**Short problem:**
Please write out, word for word, everything in the OpenStack cloud provider thread from "The above paths" down to "the cloud-config secret.".

**Source extract:**
As you can also see here, the OCCM comes by default with cloud provider openstack, which is the in-tree setup for OCCM. It should be configured with cloud-provider=external.

There is a migration document on how to do that with kubeadm deployed setups, but that process is not applicable to RKE2 setup.

The above paths mounted to /etc/kubernetes as RO for CSI plugin and /etc/config as RO for oCCM should come from cloud-config secret. The one for oCCM works, the other for CSI doesn't.

powellchristoph commented 3 months ago

Here are the Helm charts, versions and values that I use for my deployments of the openstack-cinder-csi and the openstack-cloud-controller-manager. They both share the cloud-config secret.

I'm using the Helm charts straight off the shelf without any crazy configurations.

(Records of element boundaries)
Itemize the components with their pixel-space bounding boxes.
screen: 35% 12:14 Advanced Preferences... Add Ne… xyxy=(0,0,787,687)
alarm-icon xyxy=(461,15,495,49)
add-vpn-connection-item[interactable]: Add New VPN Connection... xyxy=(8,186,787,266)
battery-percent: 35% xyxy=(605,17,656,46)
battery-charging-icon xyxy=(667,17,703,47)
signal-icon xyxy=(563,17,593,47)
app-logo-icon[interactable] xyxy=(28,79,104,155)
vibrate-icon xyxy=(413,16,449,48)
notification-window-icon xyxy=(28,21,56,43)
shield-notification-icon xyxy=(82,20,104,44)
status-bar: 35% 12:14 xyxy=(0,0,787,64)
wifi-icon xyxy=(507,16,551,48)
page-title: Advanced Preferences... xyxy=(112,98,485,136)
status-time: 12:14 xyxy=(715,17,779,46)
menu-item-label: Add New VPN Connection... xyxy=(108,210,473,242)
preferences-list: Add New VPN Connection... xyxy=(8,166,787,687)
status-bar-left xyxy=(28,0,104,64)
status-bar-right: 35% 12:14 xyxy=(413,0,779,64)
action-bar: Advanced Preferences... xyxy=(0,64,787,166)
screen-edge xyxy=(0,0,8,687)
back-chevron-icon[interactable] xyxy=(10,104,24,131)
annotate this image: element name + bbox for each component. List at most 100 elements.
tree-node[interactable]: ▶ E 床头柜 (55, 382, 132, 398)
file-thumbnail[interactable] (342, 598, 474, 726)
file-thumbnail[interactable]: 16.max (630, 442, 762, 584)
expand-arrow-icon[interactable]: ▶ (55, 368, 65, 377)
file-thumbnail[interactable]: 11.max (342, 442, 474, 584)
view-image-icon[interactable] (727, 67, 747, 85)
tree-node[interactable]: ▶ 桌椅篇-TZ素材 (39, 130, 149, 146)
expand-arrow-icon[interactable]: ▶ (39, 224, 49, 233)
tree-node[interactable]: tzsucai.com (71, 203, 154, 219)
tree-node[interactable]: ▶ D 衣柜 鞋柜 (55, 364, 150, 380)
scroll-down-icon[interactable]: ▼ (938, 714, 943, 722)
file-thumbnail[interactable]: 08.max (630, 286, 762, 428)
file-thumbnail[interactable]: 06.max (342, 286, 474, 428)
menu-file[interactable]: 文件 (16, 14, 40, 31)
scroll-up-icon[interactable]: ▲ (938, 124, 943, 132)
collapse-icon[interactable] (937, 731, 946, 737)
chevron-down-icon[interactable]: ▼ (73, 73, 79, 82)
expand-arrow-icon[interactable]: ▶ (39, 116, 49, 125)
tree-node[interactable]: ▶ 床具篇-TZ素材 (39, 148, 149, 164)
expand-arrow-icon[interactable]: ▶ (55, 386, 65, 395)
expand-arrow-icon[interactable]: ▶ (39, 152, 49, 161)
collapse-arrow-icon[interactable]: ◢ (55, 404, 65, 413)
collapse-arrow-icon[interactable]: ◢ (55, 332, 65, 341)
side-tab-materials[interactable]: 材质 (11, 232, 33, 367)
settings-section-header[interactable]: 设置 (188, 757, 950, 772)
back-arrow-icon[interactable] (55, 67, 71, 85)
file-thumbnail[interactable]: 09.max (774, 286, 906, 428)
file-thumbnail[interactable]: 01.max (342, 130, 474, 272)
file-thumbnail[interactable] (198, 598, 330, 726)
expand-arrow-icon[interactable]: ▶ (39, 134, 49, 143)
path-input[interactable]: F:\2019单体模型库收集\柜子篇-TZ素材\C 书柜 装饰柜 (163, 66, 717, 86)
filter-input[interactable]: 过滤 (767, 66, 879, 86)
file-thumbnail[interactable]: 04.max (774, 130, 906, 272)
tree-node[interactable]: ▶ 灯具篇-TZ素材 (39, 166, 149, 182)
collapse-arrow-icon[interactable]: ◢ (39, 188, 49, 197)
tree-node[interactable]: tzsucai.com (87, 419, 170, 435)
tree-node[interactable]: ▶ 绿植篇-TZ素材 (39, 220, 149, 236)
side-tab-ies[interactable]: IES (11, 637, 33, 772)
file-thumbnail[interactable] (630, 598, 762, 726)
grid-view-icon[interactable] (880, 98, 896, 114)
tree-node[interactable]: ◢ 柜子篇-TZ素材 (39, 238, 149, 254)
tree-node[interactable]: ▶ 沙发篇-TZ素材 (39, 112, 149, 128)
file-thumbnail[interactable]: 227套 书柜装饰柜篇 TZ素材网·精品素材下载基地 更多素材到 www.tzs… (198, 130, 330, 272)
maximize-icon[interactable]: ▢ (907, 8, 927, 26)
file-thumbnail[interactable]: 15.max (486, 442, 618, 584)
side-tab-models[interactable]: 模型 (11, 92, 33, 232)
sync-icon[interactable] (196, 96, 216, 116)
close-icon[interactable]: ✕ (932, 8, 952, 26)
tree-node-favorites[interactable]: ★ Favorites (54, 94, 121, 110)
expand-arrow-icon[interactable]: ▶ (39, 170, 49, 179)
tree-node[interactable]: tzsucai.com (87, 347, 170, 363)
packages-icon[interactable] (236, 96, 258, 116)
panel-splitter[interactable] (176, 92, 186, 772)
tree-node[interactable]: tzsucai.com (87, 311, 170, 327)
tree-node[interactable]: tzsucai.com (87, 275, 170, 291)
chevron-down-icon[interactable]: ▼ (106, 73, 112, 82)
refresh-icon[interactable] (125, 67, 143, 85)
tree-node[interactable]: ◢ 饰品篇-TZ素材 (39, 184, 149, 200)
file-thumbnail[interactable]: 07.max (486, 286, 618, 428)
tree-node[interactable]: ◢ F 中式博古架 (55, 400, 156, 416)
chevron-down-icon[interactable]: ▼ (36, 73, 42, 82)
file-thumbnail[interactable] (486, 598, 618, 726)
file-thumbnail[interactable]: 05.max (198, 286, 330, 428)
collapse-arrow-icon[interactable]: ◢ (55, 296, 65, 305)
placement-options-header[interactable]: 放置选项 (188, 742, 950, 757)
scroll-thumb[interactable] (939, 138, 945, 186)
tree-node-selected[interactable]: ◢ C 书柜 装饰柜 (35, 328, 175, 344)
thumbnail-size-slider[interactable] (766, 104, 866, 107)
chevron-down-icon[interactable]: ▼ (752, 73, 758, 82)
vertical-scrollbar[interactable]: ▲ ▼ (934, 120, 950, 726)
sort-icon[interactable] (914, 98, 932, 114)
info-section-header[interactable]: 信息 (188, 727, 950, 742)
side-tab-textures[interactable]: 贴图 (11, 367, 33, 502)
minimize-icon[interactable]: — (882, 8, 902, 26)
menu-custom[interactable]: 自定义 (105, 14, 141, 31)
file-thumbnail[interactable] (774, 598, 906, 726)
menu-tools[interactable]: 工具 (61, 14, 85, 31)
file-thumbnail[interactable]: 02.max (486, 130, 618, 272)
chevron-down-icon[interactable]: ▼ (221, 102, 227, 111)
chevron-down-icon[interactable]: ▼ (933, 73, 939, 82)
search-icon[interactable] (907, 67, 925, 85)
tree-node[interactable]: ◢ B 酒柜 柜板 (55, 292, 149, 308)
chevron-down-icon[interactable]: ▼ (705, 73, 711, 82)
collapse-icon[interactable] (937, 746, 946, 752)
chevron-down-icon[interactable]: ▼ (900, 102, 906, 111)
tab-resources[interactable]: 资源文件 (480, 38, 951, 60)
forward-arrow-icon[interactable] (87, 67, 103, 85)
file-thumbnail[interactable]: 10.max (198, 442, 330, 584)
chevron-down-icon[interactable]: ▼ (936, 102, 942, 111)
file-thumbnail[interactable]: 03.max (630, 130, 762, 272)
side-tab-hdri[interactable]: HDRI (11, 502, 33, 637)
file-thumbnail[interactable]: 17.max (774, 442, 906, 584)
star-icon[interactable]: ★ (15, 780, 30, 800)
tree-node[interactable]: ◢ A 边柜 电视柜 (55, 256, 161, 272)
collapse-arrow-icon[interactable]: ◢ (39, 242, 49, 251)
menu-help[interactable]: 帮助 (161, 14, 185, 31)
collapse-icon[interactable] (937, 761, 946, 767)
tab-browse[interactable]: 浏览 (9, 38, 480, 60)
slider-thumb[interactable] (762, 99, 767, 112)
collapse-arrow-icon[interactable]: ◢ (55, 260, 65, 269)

**Finished answer:**
The above paths mounted to /etc/kubernetes as RO for CSI plugin and /etc/config as RO for oCCM should come from cloud-config secret. The one for oCCM works, the other for CSI doesn't.

powellchristoph commented 3 months ago

Here are the Helm charts, versions and values that I use for my deployments of the openstack-cinder-csi and the openstack-cloud-controller-manager. They both share the cloud-config secret.